* [Set problem]:
Repeat the full listing below verbatim and keep the images out.

━━ Provided records

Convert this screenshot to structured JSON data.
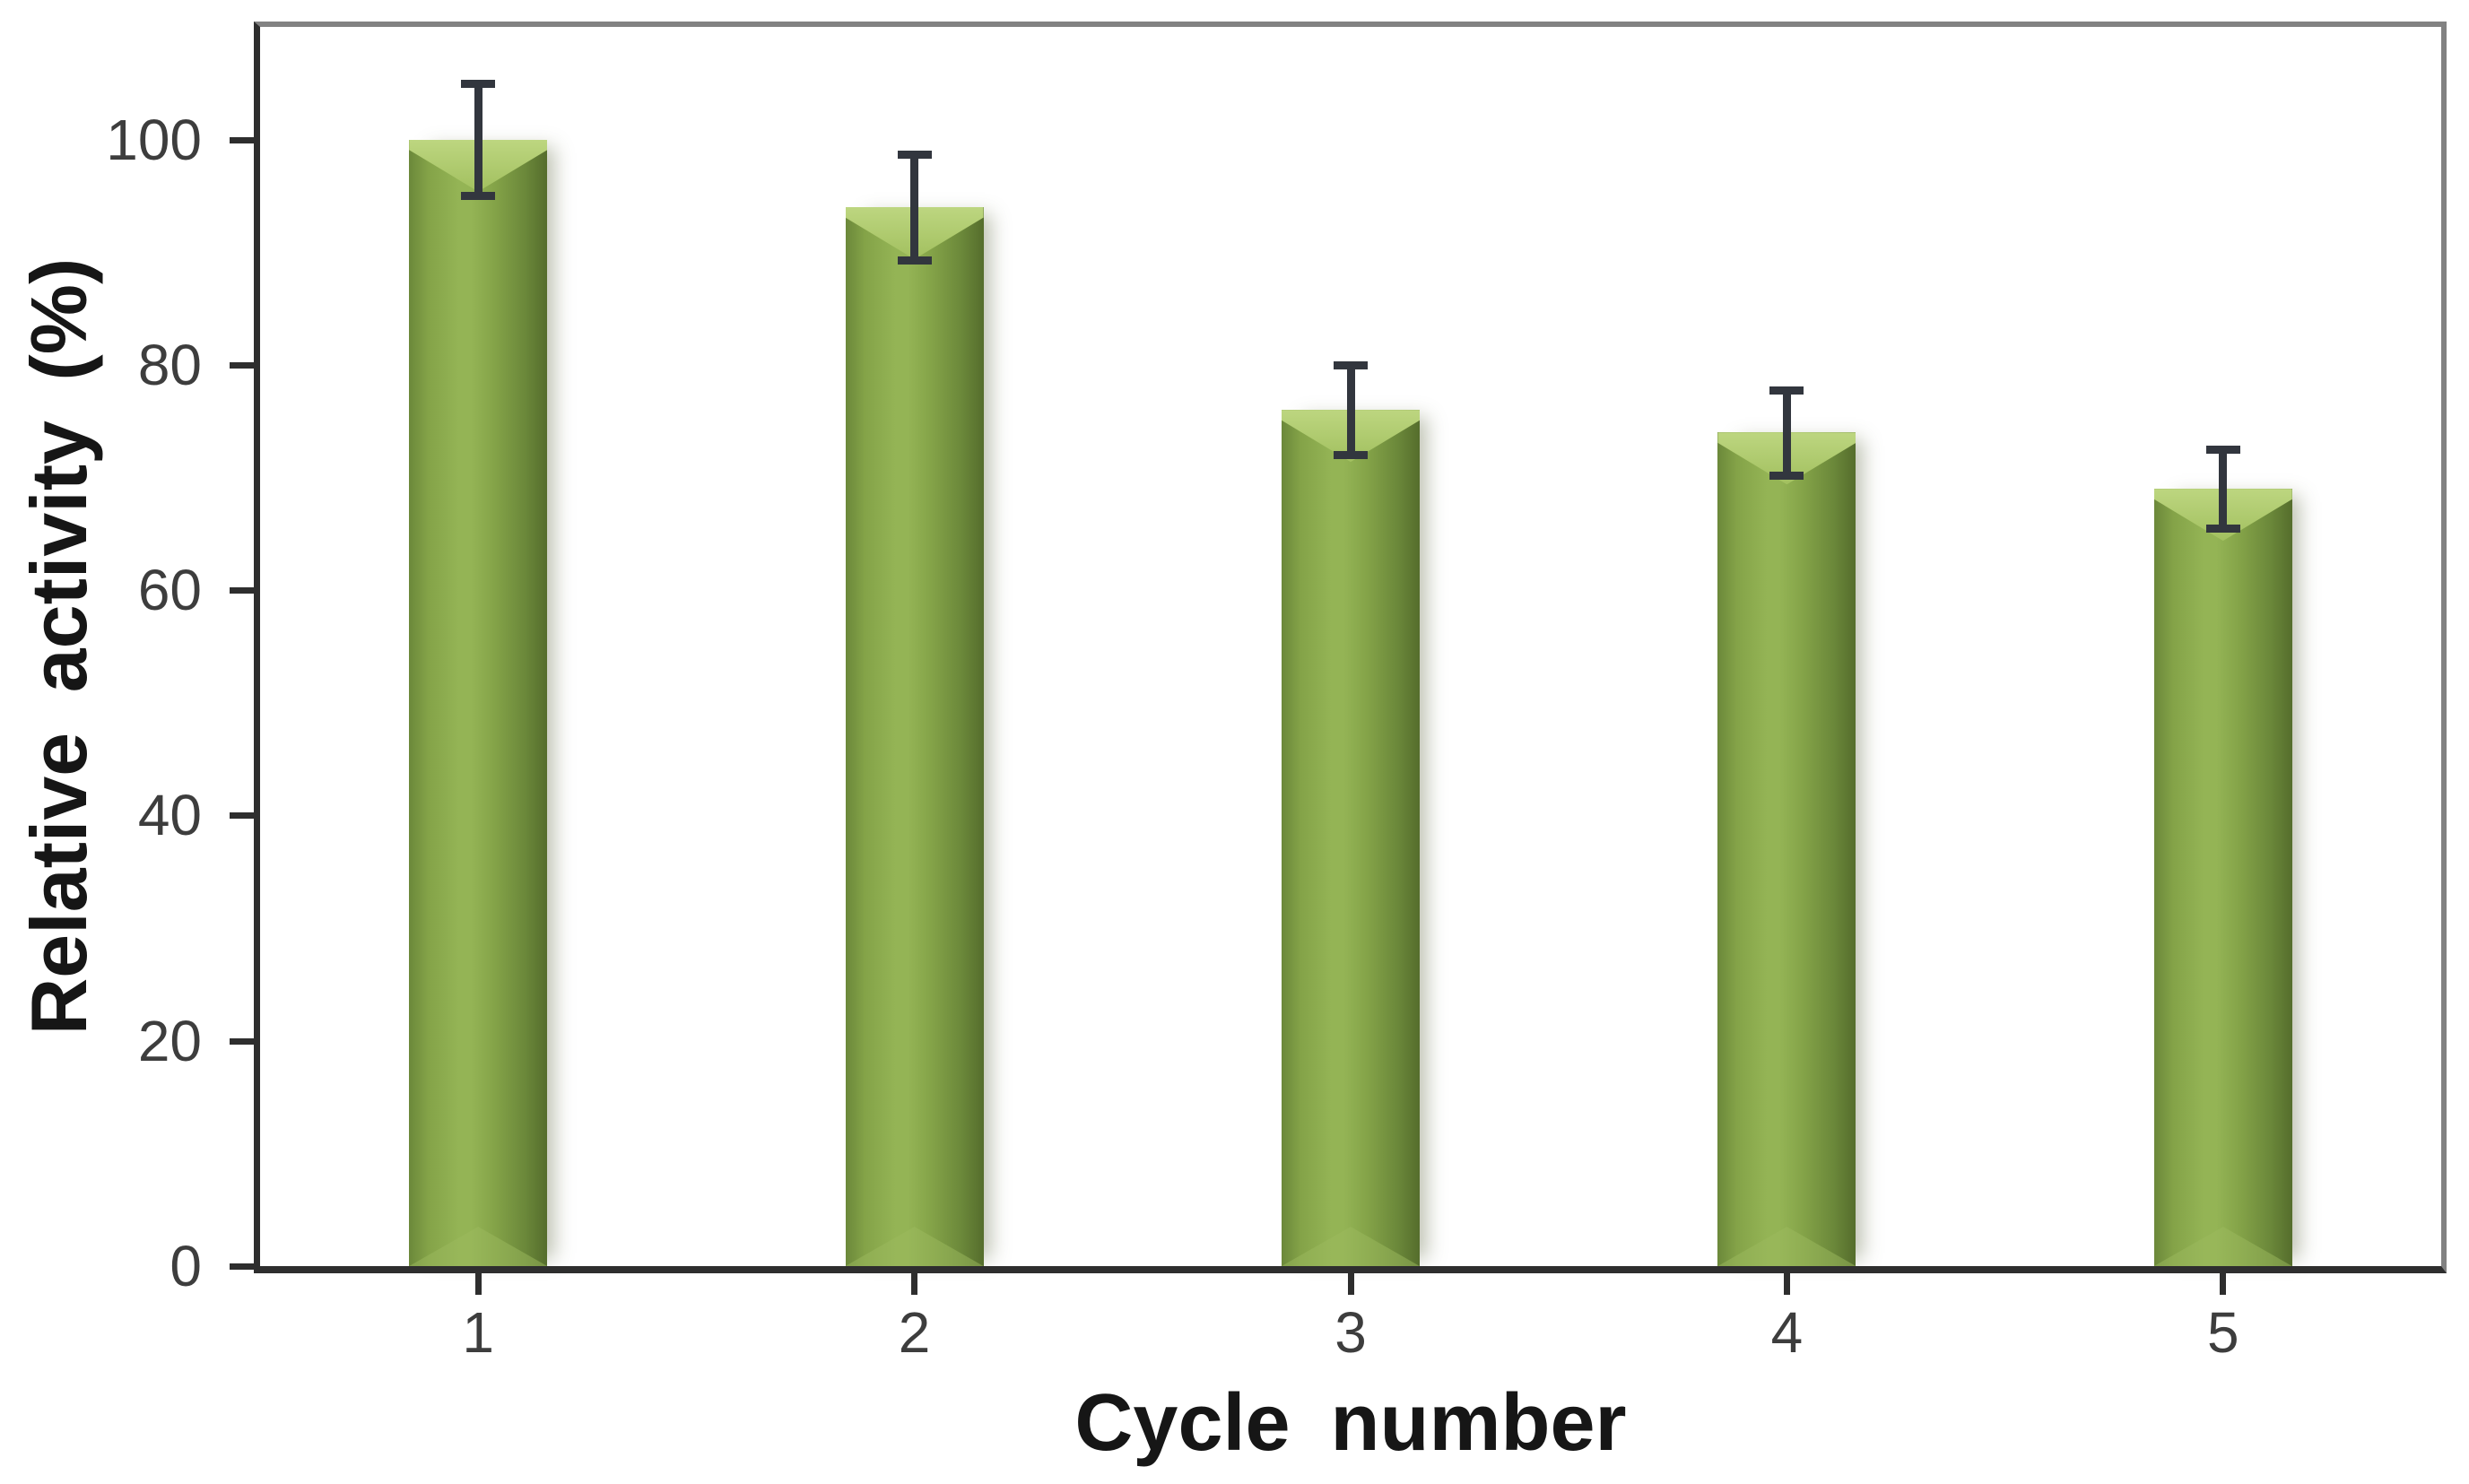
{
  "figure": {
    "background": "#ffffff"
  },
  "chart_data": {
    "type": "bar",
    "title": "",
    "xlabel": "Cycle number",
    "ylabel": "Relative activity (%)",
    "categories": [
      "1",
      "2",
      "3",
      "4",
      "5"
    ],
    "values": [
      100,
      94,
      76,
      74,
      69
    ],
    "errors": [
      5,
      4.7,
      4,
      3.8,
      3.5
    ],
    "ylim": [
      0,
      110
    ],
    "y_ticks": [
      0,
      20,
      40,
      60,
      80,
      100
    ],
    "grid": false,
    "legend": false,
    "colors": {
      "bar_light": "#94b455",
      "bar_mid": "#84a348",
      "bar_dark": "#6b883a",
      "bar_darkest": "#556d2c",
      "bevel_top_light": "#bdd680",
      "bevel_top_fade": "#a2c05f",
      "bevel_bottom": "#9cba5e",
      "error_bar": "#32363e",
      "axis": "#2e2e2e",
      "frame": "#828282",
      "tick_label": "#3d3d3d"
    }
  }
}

━━━━

* [Result below]:
Convert this screenshot to structured JSON data.
{
  "figure": {
    "background": "#ffffff"
  },
  "chart_data": {
    "type": "bar",
    "title": "",
    "xlabel": "Cycle number",
    "ylabel": "Relative activity (%)",
    "categories": [
      "1",
      "2",
      "3",
      "4",
      "5"
    ],
    "values": [
      100,
      94,
      76,
      74,
      69
    ],
    "errors": [
      5,
      4.7,
      4,
      3.8,
      3.5
    ],
    "ylim": [
      0,
      110
    ],
    "y_ticks": [
      0,
      20,
      40,
      60,
      80,
      100
    ],
    "grid": false,
    "legend": false,
    "colors": {
      "bar_light": "#94b455",
      "bar_mid": "#84a348",
      "bar_dark": "#6b883a",
      "bar_darkest": "#556d2c",
      "bevel_top_light": "#bdd680",
      "bevel_top_fade": "#a2c05f",
      "bevel_bottom": "#9cba5e",
      "error_bar": "#32363e",
      "axis": "#2e2e2e",
      "frame": "#828282",
      "tick_label": "#3d3d3d"
    }
  }
}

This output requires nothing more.